## WHAT TO DO
Your task is to filter the data below down to the lines holding "Mietwaschk".

## GIVEN DATA
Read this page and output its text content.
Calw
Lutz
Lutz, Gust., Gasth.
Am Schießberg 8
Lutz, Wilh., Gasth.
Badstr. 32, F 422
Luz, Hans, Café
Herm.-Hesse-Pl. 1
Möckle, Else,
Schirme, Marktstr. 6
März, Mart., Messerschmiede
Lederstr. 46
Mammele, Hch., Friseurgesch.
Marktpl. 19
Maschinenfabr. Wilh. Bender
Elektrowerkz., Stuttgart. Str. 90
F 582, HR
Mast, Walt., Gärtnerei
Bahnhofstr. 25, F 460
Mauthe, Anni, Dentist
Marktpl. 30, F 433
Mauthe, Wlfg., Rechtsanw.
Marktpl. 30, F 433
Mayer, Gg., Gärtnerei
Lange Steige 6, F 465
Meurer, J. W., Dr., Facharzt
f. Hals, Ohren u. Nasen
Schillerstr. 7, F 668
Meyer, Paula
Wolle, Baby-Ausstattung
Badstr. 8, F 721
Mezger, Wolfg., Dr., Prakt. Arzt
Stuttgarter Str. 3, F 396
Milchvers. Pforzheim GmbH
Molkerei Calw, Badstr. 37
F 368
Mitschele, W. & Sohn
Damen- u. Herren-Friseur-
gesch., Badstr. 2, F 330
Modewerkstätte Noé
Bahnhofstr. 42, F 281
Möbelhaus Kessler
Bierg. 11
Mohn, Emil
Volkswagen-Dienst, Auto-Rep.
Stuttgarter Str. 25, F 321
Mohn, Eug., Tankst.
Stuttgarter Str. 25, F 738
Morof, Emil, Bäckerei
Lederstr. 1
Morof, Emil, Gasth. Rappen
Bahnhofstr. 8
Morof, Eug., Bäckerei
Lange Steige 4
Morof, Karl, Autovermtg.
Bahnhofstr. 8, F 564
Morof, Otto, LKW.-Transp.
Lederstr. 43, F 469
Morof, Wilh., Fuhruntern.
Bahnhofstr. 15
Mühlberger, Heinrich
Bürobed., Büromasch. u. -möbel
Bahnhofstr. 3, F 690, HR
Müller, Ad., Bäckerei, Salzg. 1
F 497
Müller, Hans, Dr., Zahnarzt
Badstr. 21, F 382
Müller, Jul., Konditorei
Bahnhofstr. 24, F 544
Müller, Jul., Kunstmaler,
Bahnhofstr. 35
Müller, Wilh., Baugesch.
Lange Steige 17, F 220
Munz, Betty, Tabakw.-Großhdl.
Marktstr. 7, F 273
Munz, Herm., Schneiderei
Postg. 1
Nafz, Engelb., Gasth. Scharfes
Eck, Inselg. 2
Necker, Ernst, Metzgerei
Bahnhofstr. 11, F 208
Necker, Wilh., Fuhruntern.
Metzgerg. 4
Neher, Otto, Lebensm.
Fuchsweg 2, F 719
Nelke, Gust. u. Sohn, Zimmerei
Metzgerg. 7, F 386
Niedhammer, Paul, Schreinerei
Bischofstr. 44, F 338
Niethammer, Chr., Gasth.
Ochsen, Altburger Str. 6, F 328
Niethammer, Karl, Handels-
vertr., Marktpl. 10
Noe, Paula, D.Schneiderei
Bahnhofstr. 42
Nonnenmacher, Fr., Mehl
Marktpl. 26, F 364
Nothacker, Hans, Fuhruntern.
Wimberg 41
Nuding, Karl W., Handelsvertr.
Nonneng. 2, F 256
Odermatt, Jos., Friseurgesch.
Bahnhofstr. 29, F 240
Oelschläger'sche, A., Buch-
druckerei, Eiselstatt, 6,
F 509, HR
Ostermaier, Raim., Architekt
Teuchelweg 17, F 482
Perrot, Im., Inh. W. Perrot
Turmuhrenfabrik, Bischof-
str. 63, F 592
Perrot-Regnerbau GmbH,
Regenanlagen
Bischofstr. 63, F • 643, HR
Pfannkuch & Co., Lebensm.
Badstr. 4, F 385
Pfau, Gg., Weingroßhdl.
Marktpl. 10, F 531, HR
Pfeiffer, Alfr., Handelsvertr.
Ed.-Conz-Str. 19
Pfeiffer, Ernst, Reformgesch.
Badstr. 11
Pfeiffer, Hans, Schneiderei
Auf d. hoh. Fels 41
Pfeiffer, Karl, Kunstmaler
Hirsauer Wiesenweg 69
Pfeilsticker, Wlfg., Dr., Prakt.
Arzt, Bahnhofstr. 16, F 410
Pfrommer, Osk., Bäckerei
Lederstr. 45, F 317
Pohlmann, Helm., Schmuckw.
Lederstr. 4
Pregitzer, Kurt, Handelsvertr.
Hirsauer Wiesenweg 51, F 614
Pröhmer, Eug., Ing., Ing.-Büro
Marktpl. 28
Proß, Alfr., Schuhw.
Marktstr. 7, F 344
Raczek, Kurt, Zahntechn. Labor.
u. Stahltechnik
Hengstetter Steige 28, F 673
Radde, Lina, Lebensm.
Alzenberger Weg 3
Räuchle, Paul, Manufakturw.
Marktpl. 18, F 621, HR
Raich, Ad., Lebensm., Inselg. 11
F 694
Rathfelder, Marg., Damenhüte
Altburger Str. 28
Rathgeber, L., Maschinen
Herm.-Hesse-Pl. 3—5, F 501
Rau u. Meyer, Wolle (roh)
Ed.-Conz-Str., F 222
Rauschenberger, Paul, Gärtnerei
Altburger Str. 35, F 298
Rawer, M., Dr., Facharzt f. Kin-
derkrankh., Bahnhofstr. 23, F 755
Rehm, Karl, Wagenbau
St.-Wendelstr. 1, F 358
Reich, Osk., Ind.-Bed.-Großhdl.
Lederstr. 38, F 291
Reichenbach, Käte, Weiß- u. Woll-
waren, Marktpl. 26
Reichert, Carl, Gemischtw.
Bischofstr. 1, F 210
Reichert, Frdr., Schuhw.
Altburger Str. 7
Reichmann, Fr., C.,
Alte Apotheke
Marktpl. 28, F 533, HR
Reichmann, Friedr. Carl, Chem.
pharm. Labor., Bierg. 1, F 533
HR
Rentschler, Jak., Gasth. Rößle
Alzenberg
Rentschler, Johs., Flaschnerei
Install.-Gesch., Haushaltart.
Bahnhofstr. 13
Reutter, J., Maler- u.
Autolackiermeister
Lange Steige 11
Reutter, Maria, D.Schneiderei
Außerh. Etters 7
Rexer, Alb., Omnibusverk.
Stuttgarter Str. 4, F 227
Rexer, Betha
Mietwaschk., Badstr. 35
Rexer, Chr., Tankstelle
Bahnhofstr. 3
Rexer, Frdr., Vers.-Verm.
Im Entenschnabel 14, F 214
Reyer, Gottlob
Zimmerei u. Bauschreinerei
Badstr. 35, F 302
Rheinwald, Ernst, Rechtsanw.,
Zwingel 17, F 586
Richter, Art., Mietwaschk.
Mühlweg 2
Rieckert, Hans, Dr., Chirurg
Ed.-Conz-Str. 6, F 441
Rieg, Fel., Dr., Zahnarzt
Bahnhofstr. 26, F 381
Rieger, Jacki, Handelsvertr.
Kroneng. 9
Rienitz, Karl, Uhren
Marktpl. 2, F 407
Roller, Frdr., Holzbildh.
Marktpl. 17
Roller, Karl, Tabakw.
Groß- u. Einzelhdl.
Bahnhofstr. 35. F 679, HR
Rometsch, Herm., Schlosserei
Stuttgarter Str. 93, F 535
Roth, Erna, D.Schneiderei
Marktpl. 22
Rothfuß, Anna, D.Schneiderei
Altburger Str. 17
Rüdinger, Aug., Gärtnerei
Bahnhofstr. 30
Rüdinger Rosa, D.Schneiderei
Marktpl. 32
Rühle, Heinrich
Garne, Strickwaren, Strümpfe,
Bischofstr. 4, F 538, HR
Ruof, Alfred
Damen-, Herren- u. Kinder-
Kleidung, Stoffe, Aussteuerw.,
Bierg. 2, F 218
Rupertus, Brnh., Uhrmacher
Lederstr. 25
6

## EXERCISE RESPONSE
Mietwaschk., Badstr. 35
Richter, Art., Mietwaschk.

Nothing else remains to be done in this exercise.